▶ **Exercise details**
Search the records for the word "党委委员" and report each line that has it.

>>>>

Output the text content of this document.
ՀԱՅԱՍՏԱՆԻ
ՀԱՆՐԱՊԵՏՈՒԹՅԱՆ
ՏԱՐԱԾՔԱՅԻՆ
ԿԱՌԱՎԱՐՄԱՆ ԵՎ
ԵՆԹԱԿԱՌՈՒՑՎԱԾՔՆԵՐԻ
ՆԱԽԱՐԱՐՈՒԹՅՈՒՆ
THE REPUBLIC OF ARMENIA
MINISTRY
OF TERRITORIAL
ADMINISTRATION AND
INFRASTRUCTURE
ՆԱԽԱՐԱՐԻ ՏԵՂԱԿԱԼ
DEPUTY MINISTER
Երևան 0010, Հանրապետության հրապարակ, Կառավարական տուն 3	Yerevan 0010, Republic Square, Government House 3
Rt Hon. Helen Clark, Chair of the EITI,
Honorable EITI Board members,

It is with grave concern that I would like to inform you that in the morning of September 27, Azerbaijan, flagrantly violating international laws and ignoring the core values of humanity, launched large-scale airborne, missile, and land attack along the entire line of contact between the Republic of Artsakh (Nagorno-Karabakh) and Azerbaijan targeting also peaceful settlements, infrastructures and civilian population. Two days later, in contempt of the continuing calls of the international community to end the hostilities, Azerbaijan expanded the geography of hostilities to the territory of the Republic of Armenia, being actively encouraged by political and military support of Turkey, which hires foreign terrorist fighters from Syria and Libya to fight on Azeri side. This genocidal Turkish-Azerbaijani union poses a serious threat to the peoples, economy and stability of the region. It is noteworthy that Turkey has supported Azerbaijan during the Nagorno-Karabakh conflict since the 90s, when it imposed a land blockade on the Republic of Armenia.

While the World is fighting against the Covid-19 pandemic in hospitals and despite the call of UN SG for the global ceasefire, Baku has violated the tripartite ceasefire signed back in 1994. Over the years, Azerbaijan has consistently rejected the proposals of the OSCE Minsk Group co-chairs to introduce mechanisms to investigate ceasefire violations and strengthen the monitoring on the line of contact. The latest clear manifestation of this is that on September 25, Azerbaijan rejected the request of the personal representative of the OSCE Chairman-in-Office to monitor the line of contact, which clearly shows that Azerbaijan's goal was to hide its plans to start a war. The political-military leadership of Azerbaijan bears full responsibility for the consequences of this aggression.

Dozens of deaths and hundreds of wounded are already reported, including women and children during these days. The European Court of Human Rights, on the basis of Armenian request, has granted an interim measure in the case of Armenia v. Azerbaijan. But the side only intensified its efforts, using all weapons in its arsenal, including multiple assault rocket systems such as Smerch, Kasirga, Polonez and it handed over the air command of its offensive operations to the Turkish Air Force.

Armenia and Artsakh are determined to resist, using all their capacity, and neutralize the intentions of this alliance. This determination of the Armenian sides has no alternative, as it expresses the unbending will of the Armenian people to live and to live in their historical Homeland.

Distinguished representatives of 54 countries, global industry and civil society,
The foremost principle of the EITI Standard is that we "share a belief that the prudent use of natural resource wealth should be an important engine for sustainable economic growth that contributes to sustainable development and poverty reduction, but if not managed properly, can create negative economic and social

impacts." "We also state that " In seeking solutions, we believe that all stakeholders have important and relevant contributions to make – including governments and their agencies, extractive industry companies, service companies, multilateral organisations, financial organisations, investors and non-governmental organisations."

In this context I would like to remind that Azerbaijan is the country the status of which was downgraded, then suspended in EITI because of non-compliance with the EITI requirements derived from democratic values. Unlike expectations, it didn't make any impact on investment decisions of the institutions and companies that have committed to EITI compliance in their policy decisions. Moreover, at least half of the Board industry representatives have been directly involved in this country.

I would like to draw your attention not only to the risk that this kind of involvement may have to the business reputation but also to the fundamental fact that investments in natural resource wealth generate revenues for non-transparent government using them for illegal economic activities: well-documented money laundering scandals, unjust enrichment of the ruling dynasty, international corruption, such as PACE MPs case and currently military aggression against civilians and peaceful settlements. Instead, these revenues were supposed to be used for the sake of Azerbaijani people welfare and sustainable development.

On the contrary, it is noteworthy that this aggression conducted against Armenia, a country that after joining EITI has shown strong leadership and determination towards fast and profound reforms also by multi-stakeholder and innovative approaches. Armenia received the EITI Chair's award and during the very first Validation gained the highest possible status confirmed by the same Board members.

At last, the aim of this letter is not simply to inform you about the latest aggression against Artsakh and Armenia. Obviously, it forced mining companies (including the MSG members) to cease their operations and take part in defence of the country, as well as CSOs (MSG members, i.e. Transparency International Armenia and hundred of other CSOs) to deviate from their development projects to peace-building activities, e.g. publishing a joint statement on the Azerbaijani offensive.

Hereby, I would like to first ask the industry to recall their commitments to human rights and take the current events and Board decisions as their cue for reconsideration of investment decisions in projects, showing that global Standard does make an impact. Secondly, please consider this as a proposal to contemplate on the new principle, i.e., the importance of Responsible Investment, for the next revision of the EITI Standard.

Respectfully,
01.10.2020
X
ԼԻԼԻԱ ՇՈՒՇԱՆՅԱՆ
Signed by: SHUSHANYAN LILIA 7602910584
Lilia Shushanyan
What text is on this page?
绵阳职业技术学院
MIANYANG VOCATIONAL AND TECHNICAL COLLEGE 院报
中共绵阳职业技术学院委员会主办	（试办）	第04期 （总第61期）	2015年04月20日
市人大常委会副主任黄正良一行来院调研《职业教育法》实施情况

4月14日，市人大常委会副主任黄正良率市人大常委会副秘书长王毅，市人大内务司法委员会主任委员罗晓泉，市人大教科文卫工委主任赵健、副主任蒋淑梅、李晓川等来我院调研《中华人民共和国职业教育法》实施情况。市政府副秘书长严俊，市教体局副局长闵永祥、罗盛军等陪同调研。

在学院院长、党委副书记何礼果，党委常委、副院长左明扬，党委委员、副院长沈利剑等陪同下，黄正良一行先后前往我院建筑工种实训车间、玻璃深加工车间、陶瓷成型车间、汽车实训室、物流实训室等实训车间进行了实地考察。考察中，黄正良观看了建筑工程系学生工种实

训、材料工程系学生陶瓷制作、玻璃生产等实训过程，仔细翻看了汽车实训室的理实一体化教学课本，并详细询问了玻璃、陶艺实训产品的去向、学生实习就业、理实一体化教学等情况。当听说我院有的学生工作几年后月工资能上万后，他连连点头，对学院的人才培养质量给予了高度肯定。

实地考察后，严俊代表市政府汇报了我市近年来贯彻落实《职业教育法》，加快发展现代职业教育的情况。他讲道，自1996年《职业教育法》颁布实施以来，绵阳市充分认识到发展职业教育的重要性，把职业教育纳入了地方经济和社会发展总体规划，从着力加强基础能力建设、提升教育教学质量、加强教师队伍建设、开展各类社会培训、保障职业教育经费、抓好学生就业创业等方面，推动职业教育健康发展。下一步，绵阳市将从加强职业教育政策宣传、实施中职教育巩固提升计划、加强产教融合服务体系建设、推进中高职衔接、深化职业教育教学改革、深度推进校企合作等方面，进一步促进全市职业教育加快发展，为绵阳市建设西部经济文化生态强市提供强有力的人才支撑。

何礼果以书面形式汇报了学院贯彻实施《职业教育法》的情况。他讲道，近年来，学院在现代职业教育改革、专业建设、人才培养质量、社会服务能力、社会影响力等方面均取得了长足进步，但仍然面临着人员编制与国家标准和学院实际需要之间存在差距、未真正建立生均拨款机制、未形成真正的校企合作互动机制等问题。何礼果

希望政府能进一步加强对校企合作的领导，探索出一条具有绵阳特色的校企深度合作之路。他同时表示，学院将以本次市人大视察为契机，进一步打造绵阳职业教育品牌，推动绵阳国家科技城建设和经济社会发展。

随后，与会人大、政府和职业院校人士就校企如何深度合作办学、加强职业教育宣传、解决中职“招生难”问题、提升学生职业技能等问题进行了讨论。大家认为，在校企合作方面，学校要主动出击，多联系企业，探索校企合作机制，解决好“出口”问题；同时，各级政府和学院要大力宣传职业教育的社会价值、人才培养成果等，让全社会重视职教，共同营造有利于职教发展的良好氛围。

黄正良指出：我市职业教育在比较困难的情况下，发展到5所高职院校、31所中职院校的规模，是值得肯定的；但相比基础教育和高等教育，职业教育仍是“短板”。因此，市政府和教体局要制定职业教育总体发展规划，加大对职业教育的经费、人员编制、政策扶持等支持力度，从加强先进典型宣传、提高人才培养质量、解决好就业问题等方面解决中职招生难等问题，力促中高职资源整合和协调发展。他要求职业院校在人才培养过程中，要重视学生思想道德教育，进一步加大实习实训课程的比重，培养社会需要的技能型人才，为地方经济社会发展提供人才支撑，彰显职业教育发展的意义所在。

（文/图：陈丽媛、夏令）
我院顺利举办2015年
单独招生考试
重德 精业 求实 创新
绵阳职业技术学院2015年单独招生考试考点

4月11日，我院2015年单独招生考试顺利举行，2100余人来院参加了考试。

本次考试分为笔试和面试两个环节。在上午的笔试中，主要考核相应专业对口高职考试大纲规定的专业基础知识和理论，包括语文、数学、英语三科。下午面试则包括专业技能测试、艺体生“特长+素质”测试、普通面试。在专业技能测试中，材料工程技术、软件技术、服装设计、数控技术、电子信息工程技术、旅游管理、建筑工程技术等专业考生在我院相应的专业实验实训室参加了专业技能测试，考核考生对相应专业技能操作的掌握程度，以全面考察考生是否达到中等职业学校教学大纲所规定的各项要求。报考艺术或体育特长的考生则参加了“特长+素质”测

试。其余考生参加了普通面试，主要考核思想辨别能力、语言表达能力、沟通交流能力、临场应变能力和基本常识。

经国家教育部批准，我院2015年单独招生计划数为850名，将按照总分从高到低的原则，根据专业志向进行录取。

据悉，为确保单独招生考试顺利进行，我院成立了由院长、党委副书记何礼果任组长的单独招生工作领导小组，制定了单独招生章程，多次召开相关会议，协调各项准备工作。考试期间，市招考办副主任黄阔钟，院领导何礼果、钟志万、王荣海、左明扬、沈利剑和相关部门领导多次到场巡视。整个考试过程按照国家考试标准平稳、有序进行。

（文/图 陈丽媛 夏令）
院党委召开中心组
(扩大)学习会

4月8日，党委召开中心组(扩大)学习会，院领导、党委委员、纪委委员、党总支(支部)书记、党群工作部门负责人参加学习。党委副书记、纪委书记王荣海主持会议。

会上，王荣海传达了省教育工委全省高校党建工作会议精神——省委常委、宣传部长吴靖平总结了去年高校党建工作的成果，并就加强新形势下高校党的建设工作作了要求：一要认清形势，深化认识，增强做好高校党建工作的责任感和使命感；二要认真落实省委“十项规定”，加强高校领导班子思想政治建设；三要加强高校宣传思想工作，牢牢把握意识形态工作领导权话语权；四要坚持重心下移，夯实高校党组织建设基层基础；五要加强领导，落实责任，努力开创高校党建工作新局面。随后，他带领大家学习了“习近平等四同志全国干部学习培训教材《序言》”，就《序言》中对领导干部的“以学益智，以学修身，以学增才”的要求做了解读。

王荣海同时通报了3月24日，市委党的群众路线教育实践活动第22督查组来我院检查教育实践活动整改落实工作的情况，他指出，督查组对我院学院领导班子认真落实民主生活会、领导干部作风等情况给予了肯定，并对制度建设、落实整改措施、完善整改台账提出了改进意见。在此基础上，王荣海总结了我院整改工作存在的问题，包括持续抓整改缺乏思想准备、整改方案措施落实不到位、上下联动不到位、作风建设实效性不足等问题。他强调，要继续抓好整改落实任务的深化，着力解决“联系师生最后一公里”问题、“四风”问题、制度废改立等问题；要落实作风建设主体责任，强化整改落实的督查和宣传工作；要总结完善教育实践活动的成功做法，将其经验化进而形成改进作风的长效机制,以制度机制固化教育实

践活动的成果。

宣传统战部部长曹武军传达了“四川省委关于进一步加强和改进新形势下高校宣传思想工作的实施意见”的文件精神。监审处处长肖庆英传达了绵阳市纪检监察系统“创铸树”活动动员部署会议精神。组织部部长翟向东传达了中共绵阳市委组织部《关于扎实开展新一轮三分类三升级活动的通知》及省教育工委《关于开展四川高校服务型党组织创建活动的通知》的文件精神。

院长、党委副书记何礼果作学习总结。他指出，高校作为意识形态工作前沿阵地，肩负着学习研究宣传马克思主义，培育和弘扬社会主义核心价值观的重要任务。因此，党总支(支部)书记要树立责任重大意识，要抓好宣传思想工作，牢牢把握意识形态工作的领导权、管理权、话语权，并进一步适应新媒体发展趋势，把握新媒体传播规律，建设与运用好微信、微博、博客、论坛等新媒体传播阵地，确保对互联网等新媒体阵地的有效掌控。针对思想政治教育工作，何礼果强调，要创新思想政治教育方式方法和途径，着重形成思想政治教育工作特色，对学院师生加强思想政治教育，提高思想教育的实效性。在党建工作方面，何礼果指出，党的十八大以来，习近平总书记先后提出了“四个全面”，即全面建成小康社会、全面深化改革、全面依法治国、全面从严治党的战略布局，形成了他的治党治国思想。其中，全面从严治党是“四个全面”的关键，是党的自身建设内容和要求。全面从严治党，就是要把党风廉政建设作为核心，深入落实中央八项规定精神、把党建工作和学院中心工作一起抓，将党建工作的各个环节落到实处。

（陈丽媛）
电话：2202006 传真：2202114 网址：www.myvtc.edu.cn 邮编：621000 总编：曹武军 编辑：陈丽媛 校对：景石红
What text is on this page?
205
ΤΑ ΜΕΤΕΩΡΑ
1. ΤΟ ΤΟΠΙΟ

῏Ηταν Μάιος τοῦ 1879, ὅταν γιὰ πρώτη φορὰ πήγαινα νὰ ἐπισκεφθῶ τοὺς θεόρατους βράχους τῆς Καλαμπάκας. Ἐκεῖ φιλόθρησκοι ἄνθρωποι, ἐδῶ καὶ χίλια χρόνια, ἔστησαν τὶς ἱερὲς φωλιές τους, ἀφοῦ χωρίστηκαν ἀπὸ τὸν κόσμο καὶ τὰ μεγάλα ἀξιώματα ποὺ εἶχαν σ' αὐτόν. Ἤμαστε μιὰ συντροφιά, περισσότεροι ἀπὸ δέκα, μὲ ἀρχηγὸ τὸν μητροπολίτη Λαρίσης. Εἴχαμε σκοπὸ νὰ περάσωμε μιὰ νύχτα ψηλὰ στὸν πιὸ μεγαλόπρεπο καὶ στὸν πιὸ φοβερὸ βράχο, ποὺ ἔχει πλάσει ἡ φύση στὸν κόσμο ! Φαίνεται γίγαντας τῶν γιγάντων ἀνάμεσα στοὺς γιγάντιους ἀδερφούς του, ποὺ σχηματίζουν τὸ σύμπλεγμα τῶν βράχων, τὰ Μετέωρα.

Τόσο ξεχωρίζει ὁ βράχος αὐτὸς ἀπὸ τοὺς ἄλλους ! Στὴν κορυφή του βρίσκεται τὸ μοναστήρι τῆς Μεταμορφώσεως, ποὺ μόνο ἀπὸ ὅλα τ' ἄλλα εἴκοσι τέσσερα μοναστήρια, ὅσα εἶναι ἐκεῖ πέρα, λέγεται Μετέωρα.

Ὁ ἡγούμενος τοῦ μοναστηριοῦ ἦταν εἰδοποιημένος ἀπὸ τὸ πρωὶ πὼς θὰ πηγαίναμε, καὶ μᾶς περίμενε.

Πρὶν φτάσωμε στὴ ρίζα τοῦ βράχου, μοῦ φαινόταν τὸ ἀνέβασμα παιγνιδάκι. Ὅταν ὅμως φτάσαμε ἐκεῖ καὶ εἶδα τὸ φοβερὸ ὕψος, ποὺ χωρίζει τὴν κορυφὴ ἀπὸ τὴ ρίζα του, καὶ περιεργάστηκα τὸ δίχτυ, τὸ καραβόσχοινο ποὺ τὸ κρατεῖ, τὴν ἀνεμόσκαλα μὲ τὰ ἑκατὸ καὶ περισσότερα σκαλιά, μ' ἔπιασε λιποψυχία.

<<<<

▶ **Solution to the problem**
在学院院长、党委副书记何礼果，党委常委、副院长左明扬，党委委员、副院长沈利剑等陪同下，黄正良一行先后前往我院建筑工种实训车间、玻璃深加工车间、陶瓷成型车间、汽车实训室、物流实训室等实训车间进行了实地考察。考察中，黄正良观看了建筑工程系学生工种实
4月8日，党委召开中心组(扩大)学习会，院领导、党委委员、纪委委员、党总支(支部)书记、党群工作部门负责人参加学习。党委副书记、纪委书记王荣海主持会议。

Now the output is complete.